begin Records
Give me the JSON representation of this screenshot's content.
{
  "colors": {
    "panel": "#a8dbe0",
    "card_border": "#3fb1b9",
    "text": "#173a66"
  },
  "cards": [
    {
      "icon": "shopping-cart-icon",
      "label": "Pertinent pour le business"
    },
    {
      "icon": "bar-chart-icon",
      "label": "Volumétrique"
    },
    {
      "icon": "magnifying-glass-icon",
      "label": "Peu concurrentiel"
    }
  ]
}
end Records
begin Records
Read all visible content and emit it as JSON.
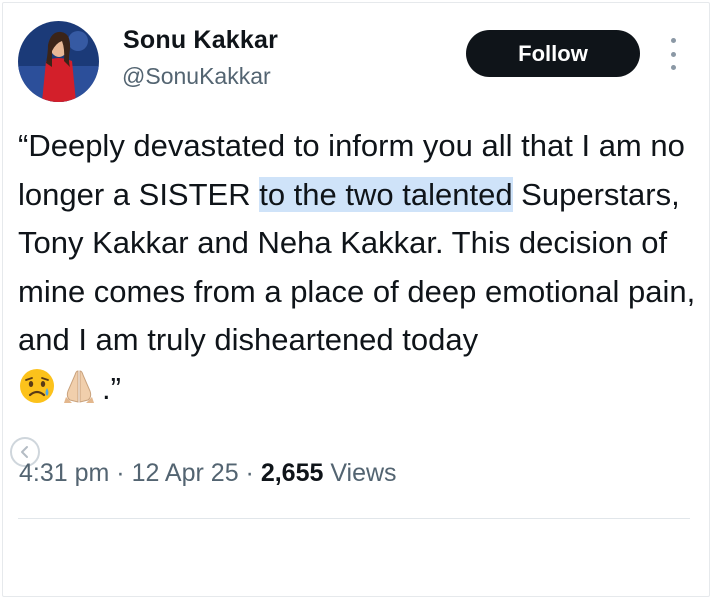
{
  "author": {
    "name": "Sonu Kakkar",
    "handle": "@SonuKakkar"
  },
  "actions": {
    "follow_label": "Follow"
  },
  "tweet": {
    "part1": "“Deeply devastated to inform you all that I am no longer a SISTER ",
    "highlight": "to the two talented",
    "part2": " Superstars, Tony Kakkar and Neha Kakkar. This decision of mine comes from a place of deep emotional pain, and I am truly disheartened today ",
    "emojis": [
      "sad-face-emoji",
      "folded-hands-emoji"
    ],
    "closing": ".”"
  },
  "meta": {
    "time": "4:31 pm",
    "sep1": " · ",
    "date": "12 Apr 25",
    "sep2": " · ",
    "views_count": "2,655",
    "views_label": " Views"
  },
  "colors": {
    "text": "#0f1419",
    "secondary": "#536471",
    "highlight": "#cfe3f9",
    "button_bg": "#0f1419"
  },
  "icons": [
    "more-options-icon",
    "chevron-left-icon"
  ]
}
end Records
## Stated exercise:
Point out every line holding the string "highlight" and copy it.

## Output of the exercise:
    "highlight": "to the two talented",
    "highlight": "#cfe3f9",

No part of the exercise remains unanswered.